___ SUPPLIED MATERIAL

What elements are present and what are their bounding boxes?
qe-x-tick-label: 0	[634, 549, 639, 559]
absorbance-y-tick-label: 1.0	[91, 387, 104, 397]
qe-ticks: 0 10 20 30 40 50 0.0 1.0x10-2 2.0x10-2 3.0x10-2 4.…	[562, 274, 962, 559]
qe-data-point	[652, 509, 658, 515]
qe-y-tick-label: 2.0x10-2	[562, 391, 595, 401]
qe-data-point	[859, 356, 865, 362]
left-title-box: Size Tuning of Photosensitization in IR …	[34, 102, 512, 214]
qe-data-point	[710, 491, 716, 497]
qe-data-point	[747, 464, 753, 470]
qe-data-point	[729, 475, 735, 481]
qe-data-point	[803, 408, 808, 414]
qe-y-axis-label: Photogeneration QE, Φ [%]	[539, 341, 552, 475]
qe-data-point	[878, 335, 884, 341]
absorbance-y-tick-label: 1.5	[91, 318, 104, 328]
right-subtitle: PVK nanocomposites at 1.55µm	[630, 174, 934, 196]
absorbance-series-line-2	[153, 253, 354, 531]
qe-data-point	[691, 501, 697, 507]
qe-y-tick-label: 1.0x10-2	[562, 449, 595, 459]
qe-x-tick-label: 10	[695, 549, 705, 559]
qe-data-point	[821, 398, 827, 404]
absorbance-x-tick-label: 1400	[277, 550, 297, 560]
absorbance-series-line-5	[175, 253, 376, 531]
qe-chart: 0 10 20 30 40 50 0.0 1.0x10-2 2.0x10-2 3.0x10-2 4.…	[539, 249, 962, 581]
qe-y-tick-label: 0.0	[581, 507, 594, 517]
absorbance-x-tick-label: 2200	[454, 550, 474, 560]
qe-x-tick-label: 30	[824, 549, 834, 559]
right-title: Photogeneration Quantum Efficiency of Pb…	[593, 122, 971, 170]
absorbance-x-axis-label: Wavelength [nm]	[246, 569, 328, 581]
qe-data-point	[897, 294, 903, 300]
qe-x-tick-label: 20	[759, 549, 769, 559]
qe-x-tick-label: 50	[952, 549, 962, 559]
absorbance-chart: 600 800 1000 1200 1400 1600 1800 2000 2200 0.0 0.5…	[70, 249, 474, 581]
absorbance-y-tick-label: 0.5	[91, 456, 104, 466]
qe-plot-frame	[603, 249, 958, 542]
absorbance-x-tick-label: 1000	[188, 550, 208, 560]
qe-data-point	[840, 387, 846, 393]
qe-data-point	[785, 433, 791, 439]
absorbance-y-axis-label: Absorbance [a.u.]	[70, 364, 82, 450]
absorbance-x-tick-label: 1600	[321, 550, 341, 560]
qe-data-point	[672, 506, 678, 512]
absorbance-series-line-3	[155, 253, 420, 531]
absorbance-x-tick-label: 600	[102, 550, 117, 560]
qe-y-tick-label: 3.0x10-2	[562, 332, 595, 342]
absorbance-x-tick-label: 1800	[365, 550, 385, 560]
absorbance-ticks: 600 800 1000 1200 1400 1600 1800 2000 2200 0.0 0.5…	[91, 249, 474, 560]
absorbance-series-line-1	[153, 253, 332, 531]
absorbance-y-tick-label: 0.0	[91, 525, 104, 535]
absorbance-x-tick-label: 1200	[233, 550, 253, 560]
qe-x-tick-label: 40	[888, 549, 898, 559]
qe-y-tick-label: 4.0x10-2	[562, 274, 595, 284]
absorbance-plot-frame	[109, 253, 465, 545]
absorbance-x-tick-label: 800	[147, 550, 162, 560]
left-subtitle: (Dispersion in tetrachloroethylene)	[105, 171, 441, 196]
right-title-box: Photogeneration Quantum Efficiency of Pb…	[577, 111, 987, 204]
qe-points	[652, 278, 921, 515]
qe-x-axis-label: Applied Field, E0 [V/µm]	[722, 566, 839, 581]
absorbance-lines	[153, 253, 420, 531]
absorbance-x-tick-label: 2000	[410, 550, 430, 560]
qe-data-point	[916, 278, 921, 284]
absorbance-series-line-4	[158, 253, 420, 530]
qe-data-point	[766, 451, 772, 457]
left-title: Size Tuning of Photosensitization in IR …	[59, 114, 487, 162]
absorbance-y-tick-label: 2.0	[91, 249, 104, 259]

______

WRITTEN EXERCISE - Rewrite the lines from the start of the list through the line containing "475, 735, 481]", putting "qe-marker" in place of "qe-data-point" and leaving everything else as it is.

SOLVED EXERCISE -
What elements are present and what are their bounding boxes?
qe-x-tick-label: 0	[634, 549, 639, 559]
absorbance-y-tick-label: 1.0	[91, 387, 104, 397]
qe-ticks: 0 10 20 30 40 50 0.0 1.0x10-2 2.0x10-2 3.0x10-2 4.…	[562, 274, 962, 559]
qe-marker	[652, 509, 658, 515]
qe-y-tick-label: 2.0x10-2	[562, 391, 595, 401]
qe-marker	[859, 356, 865, 362]
left-title-box: Size Tuning of Photosensitization in IR …	[34, 102, 512, 214]
qe-marker	[710, 491, 716, 497]
qe-marker	[747, 464, 753, 470]
qe-marker	[729, 475, 735, 481]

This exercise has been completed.